'''

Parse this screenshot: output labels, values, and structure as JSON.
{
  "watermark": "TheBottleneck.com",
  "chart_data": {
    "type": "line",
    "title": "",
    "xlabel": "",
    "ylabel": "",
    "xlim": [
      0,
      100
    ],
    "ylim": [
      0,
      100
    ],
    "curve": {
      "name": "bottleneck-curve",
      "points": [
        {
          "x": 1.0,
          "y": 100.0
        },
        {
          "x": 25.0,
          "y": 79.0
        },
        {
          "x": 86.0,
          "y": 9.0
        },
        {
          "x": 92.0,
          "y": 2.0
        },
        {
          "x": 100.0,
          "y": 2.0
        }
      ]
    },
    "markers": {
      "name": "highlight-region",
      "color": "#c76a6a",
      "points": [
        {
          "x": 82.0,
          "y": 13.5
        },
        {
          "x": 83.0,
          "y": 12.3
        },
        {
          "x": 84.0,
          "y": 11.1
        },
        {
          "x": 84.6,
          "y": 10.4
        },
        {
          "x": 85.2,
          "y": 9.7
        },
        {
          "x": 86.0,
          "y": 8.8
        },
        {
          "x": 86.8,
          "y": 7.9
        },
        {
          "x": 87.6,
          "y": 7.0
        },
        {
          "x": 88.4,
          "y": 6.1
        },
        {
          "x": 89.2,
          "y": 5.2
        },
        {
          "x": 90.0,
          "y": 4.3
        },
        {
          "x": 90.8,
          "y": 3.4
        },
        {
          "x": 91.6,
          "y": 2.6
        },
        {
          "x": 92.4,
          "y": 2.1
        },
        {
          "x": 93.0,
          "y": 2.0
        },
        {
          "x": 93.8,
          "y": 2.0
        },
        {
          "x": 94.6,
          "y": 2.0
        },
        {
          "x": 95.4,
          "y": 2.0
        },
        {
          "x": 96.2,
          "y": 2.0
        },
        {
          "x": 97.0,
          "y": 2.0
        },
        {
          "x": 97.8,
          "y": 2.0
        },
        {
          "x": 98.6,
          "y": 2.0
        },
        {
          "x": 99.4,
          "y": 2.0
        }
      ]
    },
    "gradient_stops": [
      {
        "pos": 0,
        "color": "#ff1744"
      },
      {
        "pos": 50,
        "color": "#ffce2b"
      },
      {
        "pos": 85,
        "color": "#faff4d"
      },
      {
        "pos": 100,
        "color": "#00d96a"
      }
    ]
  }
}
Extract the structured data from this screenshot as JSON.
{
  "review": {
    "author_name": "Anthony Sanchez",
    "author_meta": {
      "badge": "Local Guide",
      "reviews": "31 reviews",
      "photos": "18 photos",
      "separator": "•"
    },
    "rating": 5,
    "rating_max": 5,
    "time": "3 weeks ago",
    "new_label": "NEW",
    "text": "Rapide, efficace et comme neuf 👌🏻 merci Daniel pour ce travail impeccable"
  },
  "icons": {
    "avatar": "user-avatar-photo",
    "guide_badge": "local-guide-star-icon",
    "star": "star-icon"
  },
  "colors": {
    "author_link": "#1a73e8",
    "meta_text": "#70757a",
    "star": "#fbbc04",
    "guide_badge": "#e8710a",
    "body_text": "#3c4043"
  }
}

'''

EXERCISE DIRECTIONS:
Reproduce the material above, every line of it, exactly.

WRITTEN RESPONSE:
Parse this screenshot: output labels, values, and structure as JSON.
{
  "watermark": "TheBottleneck.com",
  "chart_data": {
    "type": "line",
    "title": "",
    "xlabel": "",
    "ylabel": "",
    "xlim": [
      0,
      100
    ],
    "ylim": [
      0,
      100
    ],
    "curve": {
      "name": "bottleneck-curve",
      "points": [
        {
          "x": 1.0,
          "y": 100.0
        },
        {
          "x": 25.0,
          "y": 79.0
        },
        {
          "x": 86.0,
          "y": 9.0
        },
        {
          "x": 92.0,
          "y": 2.0
        },
        {
          "x": 100.0,
          "y": 2.0
        }
      ]
    },
    "markers": {
      "name": "highlight-region",
      "color": "#c76a6a",
      "points": [
        {
          "x": 82.0,
          "y": 13.5
        },
        {
          "x": 83.0,
          "y": 12.3
        },
        {
          "x": 84.0,
          "y": 11.1
        },
        {
          "x": 84.6,
          "y": 10.4
        },
        {
          "x": 85.2,
          "y": 9.7
        },
        {
          "x": 86.0,
          "y": 8.8
        },
        {
          "x": 86.8,
          "y": 7.9
        },
        {
          "x": 87.6,
          "y": 7.0
        },
        {
          "x": 88.4,
          "y": 6.1
        },
        {
          "x": 89.2,
          "y": 5.2
        },
        {
          "x": 90.0,
          "y": 4.3
        },
        {
          "x": 90.8,
          "y": 3.4
        },
        {
          "x": 91.6,
          "y": 2.6
        },
        {
          "x": 92.4,
          "y": 2.1
        },
        {
          "x": 93.0,
          "y": 2.0
        },
        {
          "x": 93.8,
          "y": 2.0
        },
        {
          "x": 94.6,
          "y": 2.0
        },
        {
          "x": 95.4,
          "y": 2.0
        },
        {
          "x": 96.2,
          "y": 2.0
        },
        {
          "x": 97.0,
          "y": 2.0
        },
        {
          "x": 97.8,
          "y": 2.0
        },
        {
          "x": 98.6,
          "y": 2.0
        },
        {
          "x": 99.4,
          "y": 2.0
        }
      ]
    },
    "gradient_stops": [
      {
        "pos": 0,
        "color": "#ff1744"
      },
      {
        "pos": 50,
        "color": "#ffce2b"
      },
      {
        "pos": 85,
        "color": "#faff4d"
      },
      {
        "pos": 100,
        "color": "#00d96a"
      }
    ]
  }
}
Extract the structured data from this screenshot as JSON.
{
  "review": {
    "author_name": "Anthony Sanchez",
    "author_meta": {
      "badge": "Local Guide",
      "reviews": "31 reviews",
      "photos": "18 photos",
      "separator": "•"
    },
    "rating": 5,
    "rating_max": 5,
    "time": "3 weeks ago",
    "new_label": "NEW",
    "text": "Rapide, efficace et comme neuf 👌🏻 merci Daniel pour ce travail impeccable"
  },
  "icons": {
    "avatar": "user-avatar-photo",
    "guide_badge": "local-guide-star-icon",
    "star": "star-icon"
  },
  "colors": {
    "author_link": "#1a73e8",
    "meta_text": "#70757a",
    "star": "#fbbc04",
    "guide_badge": "#e8710a",
    "body_text": "#3c4043"
  }
}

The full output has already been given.